:: SHORT TASK ::
Find each line in the records below that contains the word "save", and copy those lines in full.

:: SUPPLIED DATA ::
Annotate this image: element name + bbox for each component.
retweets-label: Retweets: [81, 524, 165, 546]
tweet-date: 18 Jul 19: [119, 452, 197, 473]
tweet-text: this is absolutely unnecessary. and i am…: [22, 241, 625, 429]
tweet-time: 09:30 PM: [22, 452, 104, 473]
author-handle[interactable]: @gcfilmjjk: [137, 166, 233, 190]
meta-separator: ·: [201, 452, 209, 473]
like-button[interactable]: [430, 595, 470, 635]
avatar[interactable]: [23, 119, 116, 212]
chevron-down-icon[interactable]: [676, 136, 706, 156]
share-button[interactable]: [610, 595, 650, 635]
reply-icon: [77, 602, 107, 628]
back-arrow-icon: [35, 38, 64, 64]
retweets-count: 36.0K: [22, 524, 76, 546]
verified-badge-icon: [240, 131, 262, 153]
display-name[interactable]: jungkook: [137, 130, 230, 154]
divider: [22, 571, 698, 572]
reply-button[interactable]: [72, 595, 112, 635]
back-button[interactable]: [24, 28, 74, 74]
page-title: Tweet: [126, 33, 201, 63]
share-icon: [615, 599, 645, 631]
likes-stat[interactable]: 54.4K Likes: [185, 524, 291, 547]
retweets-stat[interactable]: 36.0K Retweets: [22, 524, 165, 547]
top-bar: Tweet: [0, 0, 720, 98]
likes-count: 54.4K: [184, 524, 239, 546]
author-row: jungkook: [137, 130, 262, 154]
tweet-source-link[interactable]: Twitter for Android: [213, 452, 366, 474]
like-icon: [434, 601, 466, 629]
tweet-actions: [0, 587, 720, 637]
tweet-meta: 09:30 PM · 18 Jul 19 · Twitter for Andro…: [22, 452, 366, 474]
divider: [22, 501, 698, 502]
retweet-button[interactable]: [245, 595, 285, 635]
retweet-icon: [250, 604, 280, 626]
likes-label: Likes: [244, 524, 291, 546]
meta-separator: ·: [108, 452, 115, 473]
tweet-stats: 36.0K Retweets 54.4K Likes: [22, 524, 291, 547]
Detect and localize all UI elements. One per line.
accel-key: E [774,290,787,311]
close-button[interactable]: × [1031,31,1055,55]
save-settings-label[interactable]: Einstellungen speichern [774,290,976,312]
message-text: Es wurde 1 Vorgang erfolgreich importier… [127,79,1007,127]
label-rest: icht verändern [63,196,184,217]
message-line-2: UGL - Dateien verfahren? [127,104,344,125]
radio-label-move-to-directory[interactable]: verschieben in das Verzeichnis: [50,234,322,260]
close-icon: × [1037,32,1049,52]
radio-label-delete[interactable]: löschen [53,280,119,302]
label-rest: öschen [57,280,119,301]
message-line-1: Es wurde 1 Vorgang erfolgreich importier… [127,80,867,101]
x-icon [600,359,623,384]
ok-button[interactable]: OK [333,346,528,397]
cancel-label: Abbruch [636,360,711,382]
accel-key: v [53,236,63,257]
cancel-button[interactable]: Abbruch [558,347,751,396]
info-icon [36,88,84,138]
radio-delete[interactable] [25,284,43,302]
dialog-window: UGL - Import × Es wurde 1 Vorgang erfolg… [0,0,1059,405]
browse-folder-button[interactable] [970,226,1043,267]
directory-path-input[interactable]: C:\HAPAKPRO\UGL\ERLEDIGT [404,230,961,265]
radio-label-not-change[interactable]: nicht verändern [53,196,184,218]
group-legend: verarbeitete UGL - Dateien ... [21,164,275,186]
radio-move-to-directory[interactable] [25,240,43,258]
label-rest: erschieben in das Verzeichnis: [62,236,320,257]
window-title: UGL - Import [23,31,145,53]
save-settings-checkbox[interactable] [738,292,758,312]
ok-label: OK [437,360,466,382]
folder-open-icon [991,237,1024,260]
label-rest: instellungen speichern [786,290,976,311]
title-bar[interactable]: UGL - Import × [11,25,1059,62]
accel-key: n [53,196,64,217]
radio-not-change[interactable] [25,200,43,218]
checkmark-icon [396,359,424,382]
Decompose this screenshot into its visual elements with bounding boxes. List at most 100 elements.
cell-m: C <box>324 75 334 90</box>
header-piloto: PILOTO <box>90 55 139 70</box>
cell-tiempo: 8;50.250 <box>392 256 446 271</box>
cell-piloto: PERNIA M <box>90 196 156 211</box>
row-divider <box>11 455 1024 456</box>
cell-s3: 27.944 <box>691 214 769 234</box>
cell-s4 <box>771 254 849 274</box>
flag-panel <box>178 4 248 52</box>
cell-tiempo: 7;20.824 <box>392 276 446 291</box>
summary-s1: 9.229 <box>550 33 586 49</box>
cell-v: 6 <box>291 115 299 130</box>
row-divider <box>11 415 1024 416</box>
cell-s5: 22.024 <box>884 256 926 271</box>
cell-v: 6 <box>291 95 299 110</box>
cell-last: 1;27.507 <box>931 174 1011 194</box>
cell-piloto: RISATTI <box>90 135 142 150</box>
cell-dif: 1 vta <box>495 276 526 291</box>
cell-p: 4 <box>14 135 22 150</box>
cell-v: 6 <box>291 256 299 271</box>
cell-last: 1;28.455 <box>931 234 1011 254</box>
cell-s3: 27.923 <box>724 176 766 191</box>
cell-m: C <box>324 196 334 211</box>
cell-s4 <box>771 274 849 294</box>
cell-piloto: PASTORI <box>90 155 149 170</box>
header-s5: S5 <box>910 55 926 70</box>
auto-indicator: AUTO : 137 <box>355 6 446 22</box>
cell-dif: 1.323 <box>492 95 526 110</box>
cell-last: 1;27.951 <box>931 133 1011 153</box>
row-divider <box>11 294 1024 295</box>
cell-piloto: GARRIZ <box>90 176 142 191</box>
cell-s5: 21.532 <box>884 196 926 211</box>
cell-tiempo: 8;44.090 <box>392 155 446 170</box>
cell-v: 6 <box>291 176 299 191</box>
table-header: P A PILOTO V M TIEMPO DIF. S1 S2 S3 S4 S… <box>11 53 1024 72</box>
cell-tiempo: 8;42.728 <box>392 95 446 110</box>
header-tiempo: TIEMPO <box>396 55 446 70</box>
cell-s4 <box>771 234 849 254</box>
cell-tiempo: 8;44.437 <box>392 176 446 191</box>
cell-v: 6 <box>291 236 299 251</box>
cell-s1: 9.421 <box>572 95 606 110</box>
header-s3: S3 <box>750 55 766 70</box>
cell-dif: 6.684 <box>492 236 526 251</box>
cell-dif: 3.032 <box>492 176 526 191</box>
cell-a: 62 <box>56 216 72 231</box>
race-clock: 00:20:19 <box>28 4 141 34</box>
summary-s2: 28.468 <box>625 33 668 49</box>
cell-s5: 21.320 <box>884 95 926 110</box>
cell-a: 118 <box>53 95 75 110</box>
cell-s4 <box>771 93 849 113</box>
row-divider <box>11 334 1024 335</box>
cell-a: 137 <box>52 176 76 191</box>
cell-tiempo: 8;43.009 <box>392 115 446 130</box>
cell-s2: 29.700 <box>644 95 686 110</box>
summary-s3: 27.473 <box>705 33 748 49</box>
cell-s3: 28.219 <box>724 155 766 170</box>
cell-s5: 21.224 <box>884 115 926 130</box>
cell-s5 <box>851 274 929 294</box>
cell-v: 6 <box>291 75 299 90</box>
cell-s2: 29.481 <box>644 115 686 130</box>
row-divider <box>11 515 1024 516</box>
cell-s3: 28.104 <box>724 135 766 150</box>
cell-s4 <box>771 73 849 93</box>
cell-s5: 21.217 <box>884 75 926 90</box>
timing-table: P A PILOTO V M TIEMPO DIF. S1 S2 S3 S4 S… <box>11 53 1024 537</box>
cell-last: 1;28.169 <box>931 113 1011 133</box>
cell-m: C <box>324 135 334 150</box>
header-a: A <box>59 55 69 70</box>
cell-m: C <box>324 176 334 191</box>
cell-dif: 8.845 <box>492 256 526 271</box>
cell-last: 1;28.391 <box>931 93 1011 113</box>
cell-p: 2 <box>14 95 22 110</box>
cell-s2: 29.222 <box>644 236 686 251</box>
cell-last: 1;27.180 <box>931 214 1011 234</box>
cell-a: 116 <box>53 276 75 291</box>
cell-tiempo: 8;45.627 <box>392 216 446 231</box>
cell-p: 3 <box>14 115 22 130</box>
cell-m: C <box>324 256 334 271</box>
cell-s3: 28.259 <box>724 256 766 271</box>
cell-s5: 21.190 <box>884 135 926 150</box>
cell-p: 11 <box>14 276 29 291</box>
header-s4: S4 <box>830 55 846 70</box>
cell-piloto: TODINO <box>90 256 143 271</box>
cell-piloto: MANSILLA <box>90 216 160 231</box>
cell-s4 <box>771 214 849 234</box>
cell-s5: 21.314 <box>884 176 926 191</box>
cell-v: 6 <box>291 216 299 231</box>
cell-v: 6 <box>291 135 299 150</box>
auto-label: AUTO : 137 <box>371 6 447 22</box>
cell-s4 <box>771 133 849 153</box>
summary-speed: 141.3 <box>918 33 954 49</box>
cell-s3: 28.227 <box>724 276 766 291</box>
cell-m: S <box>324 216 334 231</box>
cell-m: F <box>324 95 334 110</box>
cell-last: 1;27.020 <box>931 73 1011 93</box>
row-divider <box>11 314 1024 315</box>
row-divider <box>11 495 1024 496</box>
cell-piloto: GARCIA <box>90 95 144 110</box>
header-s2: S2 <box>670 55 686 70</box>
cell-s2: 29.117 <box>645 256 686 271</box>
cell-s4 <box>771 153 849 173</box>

:: TASK RESPONSE ::
save-settings-label[interactable]: Einstellungen speichern [774,290,976,312]
save-settings-checkbox[interactable] [738,292,758,312]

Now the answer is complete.